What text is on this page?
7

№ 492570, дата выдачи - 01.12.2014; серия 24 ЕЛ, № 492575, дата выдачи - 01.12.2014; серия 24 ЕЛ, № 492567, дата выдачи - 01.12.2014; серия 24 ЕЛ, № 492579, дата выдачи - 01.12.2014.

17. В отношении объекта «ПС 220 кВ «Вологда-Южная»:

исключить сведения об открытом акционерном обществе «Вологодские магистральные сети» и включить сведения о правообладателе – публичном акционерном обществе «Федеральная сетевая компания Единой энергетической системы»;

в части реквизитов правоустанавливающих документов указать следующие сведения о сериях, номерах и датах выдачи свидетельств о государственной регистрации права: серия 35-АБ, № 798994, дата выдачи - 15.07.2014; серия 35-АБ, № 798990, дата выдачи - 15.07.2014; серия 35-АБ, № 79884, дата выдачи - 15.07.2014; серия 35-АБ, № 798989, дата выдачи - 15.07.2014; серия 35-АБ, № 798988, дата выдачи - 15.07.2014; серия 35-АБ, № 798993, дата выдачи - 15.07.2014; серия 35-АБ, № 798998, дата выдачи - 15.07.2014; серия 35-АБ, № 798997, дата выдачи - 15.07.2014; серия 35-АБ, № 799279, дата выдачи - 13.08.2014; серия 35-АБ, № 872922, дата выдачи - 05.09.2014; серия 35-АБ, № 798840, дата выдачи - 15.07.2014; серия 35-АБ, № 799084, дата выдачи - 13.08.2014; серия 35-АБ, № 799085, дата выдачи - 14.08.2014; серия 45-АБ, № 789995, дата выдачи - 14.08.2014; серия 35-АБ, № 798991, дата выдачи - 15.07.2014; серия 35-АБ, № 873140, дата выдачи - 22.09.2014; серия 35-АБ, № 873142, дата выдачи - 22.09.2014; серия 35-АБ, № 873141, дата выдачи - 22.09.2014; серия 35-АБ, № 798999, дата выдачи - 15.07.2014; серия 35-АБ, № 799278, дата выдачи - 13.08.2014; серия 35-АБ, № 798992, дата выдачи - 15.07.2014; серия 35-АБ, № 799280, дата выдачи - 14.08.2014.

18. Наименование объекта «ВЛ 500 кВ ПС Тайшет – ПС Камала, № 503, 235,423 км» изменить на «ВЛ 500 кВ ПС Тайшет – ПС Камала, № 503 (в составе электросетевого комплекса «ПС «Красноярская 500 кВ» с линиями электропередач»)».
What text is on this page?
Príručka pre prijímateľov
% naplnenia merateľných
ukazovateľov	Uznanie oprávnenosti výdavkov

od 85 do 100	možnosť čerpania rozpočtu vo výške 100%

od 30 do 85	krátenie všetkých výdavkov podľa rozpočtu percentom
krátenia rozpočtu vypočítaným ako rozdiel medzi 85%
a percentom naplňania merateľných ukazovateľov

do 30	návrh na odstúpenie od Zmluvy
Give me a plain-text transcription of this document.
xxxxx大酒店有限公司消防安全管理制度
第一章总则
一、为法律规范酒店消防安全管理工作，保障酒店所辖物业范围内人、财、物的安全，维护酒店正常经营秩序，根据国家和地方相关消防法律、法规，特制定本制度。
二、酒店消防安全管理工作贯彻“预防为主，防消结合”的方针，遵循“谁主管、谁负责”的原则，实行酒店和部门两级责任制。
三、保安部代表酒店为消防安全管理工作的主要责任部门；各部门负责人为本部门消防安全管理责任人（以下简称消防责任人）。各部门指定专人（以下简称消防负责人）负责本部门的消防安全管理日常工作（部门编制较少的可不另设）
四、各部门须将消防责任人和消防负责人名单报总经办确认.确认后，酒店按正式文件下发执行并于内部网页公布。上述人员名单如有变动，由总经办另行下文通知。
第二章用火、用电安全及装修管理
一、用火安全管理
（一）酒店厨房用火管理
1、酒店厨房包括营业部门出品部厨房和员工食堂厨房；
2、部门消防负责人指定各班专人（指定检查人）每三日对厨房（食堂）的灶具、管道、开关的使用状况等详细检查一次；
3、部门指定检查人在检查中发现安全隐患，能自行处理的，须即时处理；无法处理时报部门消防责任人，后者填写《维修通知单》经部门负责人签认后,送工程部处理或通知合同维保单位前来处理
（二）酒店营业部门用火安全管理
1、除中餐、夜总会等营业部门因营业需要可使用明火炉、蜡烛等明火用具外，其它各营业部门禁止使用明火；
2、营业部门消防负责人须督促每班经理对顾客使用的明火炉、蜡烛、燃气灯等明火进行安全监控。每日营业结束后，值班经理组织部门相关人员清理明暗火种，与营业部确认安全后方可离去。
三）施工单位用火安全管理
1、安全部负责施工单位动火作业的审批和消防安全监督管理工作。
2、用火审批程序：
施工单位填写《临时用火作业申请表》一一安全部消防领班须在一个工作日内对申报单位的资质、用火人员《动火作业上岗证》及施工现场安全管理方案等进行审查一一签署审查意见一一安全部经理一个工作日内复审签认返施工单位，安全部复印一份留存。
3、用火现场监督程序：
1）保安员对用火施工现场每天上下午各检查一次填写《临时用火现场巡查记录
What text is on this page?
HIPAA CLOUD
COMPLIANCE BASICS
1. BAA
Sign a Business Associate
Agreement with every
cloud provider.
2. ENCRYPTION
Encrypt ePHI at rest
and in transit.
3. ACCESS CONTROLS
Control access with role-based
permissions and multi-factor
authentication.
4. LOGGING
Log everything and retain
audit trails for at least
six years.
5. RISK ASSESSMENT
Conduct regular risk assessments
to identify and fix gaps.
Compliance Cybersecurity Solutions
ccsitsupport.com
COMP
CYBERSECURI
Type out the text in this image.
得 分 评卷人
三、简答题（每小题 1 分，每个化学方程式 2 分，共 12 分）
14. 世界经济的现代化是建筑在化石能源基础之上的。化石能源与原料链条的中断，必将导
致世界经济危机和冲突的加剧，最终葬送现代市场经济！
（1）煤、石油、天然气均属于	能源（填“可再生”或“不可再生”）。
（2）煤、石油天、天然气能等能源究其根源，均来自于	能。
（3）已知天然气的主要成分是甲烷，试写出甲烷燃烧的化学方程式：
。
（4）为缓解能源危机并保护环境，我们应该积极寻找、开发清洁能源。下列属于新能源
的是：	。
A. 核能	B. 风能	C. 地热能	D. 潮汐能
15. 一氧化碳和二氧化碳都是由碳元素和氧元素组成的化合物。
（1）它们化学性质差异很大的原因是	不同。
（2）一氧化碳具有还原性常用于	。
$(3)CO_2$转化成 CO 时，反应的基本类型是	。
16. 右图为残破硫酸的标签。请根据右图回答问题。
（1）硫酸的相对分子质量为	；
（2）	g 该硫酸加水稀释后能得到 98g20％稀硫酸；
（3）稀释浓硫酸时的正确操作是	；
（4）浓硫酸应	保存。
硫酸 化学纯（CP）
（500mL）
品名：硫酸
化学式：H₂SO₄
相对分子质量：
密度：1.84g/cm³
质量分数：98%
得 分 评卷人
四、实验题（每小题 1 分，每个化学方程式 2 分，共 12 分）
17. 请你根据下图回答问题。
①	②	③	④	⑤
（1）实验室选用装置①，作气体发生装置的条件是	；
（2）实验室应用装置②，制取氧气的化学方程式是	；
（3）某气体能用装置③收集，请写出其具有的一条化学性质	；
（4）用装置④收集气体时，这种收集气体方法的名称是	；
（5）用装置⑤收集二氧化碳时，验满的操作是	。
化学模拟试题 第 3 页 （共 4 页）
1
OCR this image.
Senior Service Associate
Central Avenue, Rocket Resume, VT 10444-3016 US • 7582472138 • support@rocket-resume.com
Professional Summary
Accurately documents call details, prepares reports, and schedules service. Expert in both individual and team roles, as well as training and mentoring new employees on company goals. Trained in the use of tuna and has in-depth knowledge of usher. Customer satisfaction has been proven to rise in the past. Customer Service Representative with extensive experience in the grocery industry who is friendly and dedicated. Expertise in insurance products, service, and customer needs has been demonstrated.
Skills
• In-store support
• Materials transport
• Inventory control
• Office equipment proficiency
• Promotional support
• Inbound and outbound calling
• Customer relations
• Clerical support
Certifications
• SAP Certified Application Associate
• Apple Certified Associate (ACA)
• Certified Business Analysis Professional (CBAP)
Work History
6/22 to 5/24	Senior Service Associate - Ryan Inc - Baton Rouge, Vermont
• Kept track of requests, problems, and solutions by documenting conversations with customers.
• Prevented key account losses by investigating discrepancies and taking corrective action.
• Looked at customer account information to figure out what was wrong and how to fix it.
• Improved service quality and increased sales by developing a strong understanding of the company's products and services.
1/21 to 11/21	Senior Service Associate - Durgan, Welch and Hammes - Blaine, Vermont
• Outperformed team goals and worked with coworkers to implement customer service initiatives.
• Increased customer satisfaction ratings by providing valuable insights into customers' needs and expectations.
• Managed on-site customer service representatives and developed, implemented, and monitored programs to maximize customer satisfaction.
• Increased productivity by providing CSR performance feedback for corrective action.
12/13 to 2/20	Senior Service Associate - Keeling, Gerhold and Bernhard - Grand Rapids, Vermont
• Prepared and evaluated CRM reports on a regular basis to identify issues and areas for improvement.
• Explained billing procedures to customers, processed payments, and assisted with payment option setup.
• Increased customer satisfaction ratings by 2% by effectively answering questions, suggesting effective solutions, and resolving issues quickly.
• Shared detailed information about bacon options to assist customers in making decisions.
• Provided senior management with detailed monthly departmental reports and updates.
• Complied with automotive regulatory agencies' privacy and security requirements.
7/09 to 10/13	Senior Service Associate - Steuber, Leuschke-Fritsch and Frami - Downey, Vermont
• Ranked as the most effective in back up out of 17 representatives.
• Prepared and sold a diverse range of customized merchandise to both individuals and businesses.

-- -- --

Problem requirements
What count of lines in the listing contain the word "percentom"? Reply with the number only.

Result of this task
2